## Task statement
Copy out the data below verbatim.

## Data lines
>>>>>

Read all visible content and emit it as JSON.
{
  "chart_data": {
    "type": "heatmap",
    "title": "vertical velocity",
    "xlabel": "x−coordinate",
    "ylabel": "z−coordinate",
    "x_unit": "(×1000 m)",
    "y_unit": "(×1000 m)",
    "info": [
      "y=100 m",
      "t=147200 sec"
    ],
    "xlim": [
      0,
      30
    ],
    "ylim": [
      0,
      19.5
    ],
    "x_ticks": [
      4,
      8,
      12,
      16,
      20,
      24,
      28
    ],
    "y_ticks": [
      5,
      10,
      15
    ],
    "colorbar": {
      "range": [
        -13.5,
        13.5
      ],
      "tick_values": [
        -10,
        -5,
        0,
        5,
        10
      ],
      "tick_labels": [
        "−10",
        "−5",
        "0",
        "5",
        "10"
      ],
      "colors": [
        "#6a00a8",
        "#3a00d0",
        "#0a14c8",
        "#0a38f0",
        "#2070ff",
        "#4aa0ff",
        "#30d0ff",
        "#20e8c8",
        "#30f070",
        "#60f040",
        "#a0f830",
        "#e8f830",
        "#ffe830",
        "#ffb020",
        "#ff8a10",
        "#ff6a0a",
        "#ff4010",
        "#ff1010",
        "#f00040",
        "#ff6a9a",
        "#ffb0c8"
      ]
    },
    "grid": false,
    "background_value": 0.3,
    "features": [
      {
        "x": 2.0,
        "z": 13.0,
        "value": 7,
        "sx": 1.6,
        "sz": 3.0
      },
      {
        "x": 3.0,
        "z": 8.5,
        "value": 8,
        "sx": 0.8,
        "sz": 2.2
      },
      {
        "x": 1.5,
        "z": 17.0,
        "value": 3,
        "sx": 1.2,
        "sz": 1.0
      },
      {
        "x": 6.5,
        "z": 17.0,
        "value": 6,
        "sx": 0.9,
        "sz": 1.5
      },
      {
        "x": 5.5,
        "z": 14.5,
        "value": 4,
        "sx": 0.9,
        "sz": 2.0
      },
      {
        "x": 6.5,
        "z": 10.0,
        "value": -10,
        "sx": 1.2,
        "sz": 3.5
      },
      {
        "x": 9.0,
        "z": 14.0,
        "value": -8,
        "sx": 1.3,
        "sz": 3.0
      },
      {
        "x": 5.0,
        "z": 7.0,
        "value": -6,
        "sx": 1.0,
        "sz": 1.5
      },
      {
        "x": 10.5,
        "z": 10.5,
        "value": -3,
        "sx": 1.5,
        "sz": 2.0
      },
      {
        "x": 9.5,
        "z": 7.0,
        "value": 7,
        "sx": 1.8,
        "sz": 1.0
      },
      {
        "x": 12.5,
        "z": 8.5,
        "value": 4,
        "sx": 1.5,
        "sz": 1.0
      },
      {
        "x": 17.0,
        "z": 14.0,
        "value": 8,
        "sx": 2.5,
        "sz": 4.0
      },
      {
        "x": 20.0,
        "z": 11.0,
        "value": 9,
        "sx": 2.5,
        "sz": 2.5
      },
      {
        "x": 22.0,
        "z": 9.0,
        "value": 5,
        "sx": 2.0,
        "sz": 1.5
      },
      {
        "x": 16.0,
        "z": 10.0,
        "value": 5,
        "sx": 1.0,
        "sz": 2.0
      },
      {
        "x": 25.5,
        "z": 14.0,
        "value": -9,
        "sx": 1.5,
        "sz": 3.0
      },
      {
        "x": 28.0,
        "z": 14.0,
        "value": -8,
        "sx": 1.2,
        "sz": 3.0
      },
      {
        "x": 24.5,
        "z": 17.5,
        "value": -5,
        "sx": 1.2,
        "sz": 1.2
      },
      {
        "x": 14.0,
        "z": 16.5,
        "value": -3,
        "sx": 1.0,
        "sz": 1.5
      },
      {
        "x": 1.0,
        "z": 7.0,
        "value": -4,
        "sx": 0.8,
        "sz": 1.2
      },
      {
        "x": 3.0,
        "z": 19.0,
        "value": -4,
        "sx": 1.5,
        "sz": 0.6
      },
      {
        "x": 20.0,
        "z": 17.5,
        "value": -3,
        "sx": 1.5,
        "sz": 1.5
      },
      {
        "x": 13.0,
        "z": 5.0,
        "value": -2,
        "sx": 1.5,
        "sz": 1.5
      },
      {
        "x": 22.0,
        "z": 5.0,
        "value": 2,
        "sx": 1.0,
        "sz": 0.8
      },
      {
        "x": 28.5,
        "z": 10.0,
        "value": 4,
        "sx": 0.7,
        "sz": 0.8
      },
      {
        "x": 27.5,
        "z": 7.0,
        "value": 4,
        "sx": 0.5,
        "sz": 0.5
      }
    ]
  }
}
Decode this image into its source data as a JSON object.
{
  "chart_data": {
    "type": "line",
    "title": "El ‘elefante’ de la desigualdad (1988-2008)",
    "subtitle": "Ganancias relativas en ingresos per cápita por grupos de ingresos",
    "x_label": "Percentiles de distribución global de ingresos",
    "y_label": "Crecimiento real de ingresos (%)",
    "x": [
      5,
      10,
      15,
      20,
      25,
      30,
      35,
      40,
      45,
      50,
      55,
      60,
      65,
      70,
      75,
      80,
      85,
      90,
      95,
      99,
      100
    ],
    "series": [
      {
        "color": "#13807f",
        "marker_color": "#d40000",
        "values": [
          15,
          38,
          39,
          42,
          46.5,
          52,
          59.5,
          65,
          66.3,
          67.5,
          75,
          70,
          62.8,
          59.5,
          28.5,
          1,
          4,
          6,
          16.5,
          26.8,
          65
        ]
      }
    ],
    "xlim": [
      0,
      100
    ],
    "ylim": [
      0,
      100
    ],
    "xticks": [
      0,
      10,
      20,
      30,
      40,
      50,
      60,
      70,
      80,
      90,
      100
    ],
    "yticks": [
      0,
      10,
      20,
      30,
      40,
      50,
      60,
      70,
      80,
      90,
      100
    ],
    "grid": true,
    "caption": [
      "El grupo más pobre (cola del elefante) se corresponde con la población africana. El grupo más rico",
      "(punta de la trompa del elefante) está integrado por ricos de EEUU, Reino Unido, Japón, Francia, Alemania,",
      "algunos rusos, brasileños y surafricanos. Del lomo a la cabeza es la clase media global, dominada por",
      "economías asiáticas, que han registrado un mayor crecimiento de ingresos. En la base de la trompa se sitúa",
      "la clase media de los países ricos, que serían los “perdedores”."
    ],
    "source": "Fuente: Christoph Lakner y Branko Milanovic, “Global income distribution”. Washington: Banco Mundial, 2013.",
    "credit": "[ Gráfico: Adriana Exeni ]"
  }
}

<<<<<

## Reply
Read all visible content and emit it as JSON.
{
  "chart_data": {
    "type": "heatmap",
    "title": "vertical velocity",
    "xlabel": "x−coordinate",
    "ylabel": "z−coordinate",
    "x_unit": "(×1000 m)",
    "y_unit": "(×1000 m)",
    "info": [
      "y=100 m",
      "t=147200 sec"
    ],
    "xlim": [
      0,
      30
    ],
    "ylim": [
      0,
      19.5
    ],
    "x_ticks": [
      4,
      8,
      12,
      16,
      20,
      24,
      28
    ],
    "y_ticks": [
      5,
      10,
      15
    ],
    "colorbar": {
      "range": [
        -13.5,
        13.5
      ],
      "tick_values": [
        -10,
        -5,
        0,
        5,
        10
      ],
      "tick_labels": [
        "−10",
        "−5",
        "0",
        "5",
        "10"
      ],
      "colors": [
        "#6a00a8",
        "#3a00d0",
        "#0a14c8",
        "#0a38f0",
        "#2070ff",
        "#4aa0ff",
        "#30d0ff",
        "#20e8c8",
        "#30f070",
        "#60f040",
        "#a0f830",
        "#e8f830",
        "#ffe830",
        "#ffb020",
        "#ff8a10",
        "#ff6a0a",
        "#ff4010",
        "#ff1010",
        "#f00040",
        "#ff6a9a",
        "#ffb0c8"
      ]
    },
    "grid": false,
    "background_value": 0.3,
    "features": [
      {
        "x": 2.0,
        "z": 13.0,
        "value": 7,
        "sx": 1.6,
        "sz": 3.0
      },
      {
        "x": 3.0,
        "z": 8.5,
        "value": 8,
        "sx": 0.8,
        "sz": 2.2
      },
      {
        "x": 1.5,
        "z": 17.0,
        "value": 3,
        "sx": 1.2,
        "sz": 1.0
      },
      {
        "x": 6.5,
        "z": 17.0,
        "value": 6,
        "sx": 0.9,
        "sz": 1.5
      },
      {
        "x": 5.5,
        "z": 14.5,
        "value": 4,
        "sx": 0.9,
        "sz": 2.0
      },
      {
        "x": 6.5,
        "z": 10.0,
        "value": -10,
        "sx": 1.2,
        "sz": 3.5
      },
      {
        "x": 9.0,
        "z": 14.0,
        "value": -8,
        "sx": 1.3,
        "sz": 3.0
      },
      {
        "x": 5.0,
        "z": 7.0,
        "value": -6,
        "sx": 1.0,
        "sz": 1.5
      },
      {
        "x": 10.5,
        "z": 10.5,
        "value": -3,
        "sx": 1.5,
        "sz": 2.0
      },
      {
        "x": 9.5,
        "z": 7.0,
        "value": 7,
        "sx": 1.8,
        "sz": 1.0
      },
      {
        "x": 12.5,
        "z": 8.5,
        "value": 4,
        "sx": 1.5,
        "sz": 1.0
      },
      {
        "x": 17.0,
        "z": 14.0,
        "value": 8,
        "sx": 2.5,
        "sz": 4.0
      },
      {
        "x": 20.0,
        "z": 11.0,
        "value": 9,
        "sx": 2.5,
        "sz": 2.5
      },
      {
        "x": 22.0,
        "z": 9.0,
        "value": 5,
        "sx": 2.0,
        "sz": 1.5
      },
      {
        "x": 16.0,
        "z": 10.0,
        "value": 5,
        "sx": 1.0,
        "sz": 2.0
      },
      {
        "x": 25.5,
        "z": 14.0,
        "value": -9,
        "sx": 1.5,
        "sz": 3.0
      },
      {
        "x": 28.0,
        "z": 14.0,
        "value": -8,
        "sx": 1.2,
        "sz": 3.0
      },
      {
        "x": 24.5,
        "z": 17.5,
        "value": -5,
        "sx": 1.2,
        "sz": 1.2
      },
      {
        "x": 14.0,
        "z": 16.5,
        "value": -3,
        "sx": 1.0,
        "sz": 1.5
      },
      {
        "x": 1.0,
        "z": 7.0,
        "value": -4,
        "sx": 0.8,
        "sz": 1.2
      },
      {
        "x": 3.0,
        "z": 19.0,
        "value": -4,
        "sx": 1.5,
        "sz": 0.6
      },
      {
        "x": 20.0,
        "z": 17.5,
        "value": -3,
        "sx": 1.5,
        "sz": 1.5
      },
      {
        "x": 13.0,
        "z": 5.0,
        "value": -2,
        "sx": 1.5,
        "sz": 1.5
      },
      {
        "x": 22.0,
        "z": 5.0,
        "value": 2,
        "sx": 1.0,
        "sz": 0.8
      },
      {
        "x": 28.5,
        "z": 10.0,
        "value": 4,
        "sx": 0.7,
        "sz": 0.8
      },
      {
        "x": 27.5,
        "z": 7.0,
        "value": 4,
        "sx": 0.5,
        "sz": 0.5
      }
    ]
  }
}
Decode this image into its source data as a JSON object.
{
  "chart_data": {
    "type": "line",
    "title": "El ‘elefante’ de la desigualdad (1988-2008)",
    "subtitle": "Ganancias relativas en ingresos per cápita por grupos de ingresos",
    "x_label": "Percentiles de distribución global de ingresos",
    "y_label": "Crecimiento real de ingresos (%)",
    "x": [
      5,
      10,
      15,
      20,
      25,
      30,
      35,
      40,
      45,
      50,
      55,
      60,
      65,
      70,
      75,
      80,
      85,
      90,
      95,
      99,
      100
    ],
    "series": [
      {
        "color": "#13807f",
        "marker_color": "#d40000",
        "values": [
          15,
          38,
          39,
          42,
          46.5,
          52,
          59.5,
          65,
          66.3,
          67.5,
          75,
          70,
          62.8,
          59.5,
          28.5,
          1,
          4,
          6,
          16.5,
          26.8,
          65
        ]
      }
    ],
    "xlim": [
      0,
      100
    ],
    "ylim": [
      0,
      100
    ],
    "xticks": [
      0,
      10,
      20,
      30,
      40,
      50,
      60,
      70,
      80,
      90,
      100
    ],
    "yticks": [
      0,
      10,
      20,
      30,
      40,
      50,
      60,
      70,
      80,
      90,
      100
    ],
    "grid": true,
    "caption": [
      "El grupo más pobre (cola del elefante) se corresponde con la población africana. El grupo más rico",
      "(punta de la trompa del elefante) está integrado por ricos de EEUU, Reino Unido, Japón, Francia, Alemania,",
      "algunos rusos, brasileños y surafricanos. Del lomo a la cabeza es la clase media global, dominada por",
      "economías asiáticas, que han registrado un mayor crecimiento de ingresos. En la base de la trompa se sitúa",
      "la clase media de los países ricos, que serían los “perdedores”."
    ],
    "source": "Fuente: Christoph Lakner y Branko Milanovic, “Global income distribution”. Washington: Banco Mundial, 2013.",
    "credit": "[ Gráfico: Adriana Exeni ]"
  }
}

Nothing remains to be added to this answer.